— START Dataset rows —
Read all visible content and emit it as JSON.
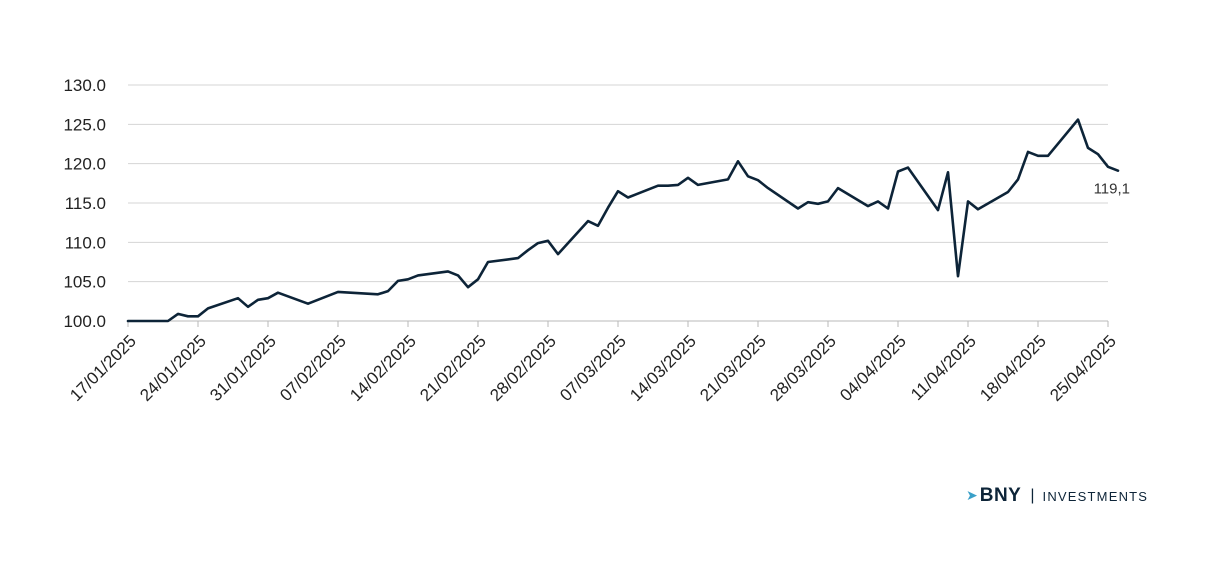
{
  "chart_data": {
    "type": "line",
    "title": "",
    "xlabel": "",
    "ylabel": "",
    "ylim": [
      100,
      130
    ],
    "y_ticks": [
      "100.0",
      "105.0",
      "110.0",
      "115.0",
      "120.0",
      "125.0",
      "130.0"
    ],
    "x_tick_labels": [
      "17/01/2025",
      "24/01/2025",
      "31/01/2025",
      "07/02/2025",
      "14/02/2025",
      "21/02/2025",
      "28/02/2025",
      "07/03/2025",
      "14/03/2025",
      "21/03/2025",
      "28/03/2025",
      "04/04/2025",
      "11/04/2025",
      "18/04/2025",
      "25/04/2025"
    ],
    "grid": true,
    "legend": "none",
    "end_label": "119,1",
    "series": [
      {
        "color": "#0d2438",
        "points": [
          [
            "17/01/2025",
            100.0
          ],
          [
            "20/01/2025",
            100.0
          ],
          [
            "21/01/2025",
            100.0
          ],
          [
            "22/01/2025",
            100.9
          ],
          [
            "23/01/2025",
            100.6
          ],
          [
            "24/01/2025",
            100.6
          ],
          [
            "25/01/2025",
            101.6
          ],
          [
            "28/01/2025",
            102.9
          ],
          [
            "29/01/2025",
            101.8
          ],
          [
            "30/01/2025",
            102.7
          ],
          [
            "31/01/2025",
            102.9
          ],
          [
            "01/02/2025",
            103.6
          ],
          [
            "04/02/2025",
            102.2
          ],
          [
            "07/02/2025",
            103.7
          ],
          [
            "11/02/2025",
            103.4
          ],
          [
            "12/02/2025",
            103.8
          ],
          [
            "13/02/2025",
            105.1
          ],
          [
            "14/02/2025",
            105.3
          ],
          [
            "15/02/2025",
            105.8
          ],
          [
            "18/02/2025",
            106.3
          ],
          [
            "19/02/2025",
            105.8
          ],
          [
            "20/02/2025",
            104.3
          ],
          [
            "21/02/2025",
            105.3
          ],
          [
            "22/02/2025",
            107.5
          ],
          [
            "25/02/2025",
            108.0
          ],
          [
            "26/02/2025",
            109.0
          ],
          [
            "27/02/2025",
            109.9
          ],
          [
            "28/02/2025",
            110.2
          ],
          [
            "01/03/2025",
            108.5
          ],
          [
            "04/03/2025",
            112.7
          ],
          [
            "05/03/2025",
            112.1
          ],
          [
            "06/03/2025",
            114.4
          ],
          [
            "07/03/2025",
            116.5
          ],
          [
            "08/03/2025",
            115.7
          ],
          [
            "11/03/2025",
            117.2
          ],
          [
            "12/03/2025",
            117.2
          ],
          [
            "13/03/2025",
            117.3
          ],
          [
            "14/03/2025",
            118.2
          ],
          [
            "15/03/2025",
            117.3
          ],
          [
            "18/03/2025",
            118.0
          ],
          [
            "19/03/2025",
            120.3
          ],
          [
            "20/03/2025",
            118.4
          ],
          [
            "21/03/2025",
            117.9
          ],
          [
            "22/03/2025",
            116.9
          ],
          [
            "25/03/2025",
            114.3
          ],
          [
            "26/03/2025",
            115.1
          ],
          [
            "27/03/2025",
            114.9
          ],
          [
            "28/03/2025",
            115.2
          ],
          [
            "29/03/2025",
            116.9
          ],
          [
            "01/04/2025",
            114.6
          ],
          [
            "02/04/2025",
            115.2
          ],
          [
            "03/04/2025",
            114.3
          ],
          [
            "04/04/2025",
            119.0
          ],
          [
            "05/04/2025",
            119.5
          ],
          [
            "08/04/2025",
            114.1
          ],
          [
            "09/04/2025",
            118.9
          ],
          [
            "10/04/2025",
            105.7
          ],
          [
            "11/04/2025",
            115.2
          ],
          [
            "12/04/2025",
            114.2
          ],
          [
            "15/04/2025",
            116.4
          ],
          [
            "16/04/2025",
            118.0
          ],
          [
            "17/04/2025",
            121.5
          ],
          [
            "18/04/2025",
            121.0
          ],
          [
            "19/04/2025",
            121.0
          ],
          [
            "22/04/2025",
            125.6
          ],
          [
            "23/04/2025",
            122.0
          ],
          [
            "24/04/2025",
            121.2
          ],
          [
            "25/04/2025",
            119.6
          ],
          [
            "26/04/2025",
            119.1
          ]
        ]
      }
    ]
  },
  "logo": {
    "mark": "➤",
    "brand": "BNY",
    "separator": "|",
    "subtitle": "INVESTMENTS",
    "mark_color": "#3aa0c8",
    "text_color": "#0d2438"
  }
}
— END Dataset rows —
Each entry above should be reproduced exactly, with the pictures removed.

Read all visible content and emit it as JSON.
{
  "chart_data": {
    "type": "line",
    "title": "",
    "xlabel": "",
    "ylabel": "",
    "ylim": [
      100,
      130
    ],
    "y_ticks": [
      "100.0",
      "105.0",
      "110.0",
      "115.0",
      "120.0",
      "125.0",
      "130.0"
    ],
    "x_tick_labels": [
      "17/01/2025",
      "24/01/2025",
      "31/01/2025",
      "07/02/2025",
      "14/02/2025",
      "21/02/2025",
      "28/02/2025",
      "07/03/2025",
      "14/03/2025",
      "21/03/2025",
      "28/03/2025",
      "04/04/2025",
      "11/04/2025",
      "18/04/2025",
      "25/04/2025"
    ],
    "grid": true,
    "legend": "none",
    "end_label": "119,1",
    "series": [
      {
        "color": "#0d2438",
        "points": [
          [
            "17/01/2025",
            100.0
          ],
          [
            "20/01/2025",
            100.0
          ],
          [
            "21/01/2025",
            100.0
          ],
          [
            "22/01/2025",
            100.9
          ],
          [
            "23/01/2025",
            100.6
          ],
          [
            "24/01/2025",
            100.6
          ],
          [
            "25/01/2025",
            101.6
          ],
          [
            "28/01/2025",
            102.9
          ],
          [
            "29/01/2025",
            101.8
          ],
          [
            "30/01/2025",
            102.7
          ],
          [
            "31/01/2025",
            102.9
          ],
          [
            "01/02/2025",
            103.6
          ],
          [
            "04/02/2025",
            102.2
          ],
          [
            "07/02/2025",
            103.7
          ],
          [
            "11/02/2025",
            103.4
          ],
          [
            "12/02/2025",
            103.8
          ],
          [
            "13/02/2025",
            105.1
          ],
          [
            "14/02/2025",
            105.3
          ],
          [
            "15/02/2025",
            105.8
          ],
          [
            "18/02/2025",
            106.3
          ],
          [
            "19/02/2025",
            105.8
          ],
          [
            "20/02/2025",
            104.3
          ],
          [
            "21/02/2025",
            105.3
          ],
          [
            "22/02/2025",
            107.5
          ],
          [
            "25/02/2025",
            108.0
          ],
          [
            "26/02/2025",
            109.0
          ],
          [
            "27/02/2025",
            109.9
          ],
          [
            "28/02/2025",
            110.2
          ],
          [
            "01/03/2025",
            108.5
          ],
          [
            "04/03/2025",
            112.7
          ],
          [
            "05/03/2025",
            112.1
          ],
          [
            "06/03/2025",
            114.4
          ],
          [
            "07/03/2025",
            116.5
          ],
          [
            "08/03/2025",
            115.7
          ],
          [
            "11/03/2025",
            117.2
          ],
          [
            "12/03/2025",
            117.2
          ],
          [
            "13/03/2025",
            117.3
          ],
          [
            "14/03/2025",
            118.2
          ],
          [
            "15/03/2025",
            117.3
          ],
          [
            "18/03/2025",
            118.0
          ],
          [
            "19/03/2025",
            120.3
          ],
          [
            "20/03/2025",
            118.4
          ],
          [
            "21/03/2025",
            117.9
          ],
          [
            "22/03/2025",
            116.9
          ],
          [
            "25/03/2025",
            114.3
          ],
          [
            "26/03/2025",
            115.1
          ],
          [
            "27/03/2025",
            114.9
          ],
          [
            "28/03/2025",
            115.2
          ],
          [
            "29/03/2025",
            116.9
          ],
          [
            "01/04/2025",
            114.6
          ],
          [
            "02/04/2025",
            115.2
          ],
          [
            "03/04/2025",
            114.3
          ],
          [
            "04/04/2025",
            119.0
          ],
          [
            "05/04/2025",
            119.5
          ],
          [
            "08/04/2025",
            114.1
          ],
          [
            "09/04/2025",
            118.9
          ],
          [
            "10/04/2025",
            105.7
          ],
          [
            "11/04/2025",
            115.2
          ],
          [
            "12/04/2025",
            114.2
          ],
          [
            "15/04/2025",
            116.4
          ],
          [
            "16/04/2025",
            118.0
          ],
          [
            "17/04/2025",
            121.5
          ],
          [
            "18/04/2025",
            121.0
          ],
          [
            "19/04/2025",
            121.0
          ],
          [
            "22/04/2025",
            125.6
          ],
          [
            "23/04/2025",
            122.0
          ],
          [
            "24/04/2025",
            121.2
          ],
          [
            "25/04/2025",
            119.6
          ],
          [
            "26/04/2025",
            119.1
          ]
        ]
      }
    ]
  },
  "logo": {
    "mark": "➤",
    "brand": "BNY",
    "separator": "|",
    "subtitle": "INVESTMENTS",
    "mark_color": "#3aa0c8",
    "text_color": "#0d2438"
  }
}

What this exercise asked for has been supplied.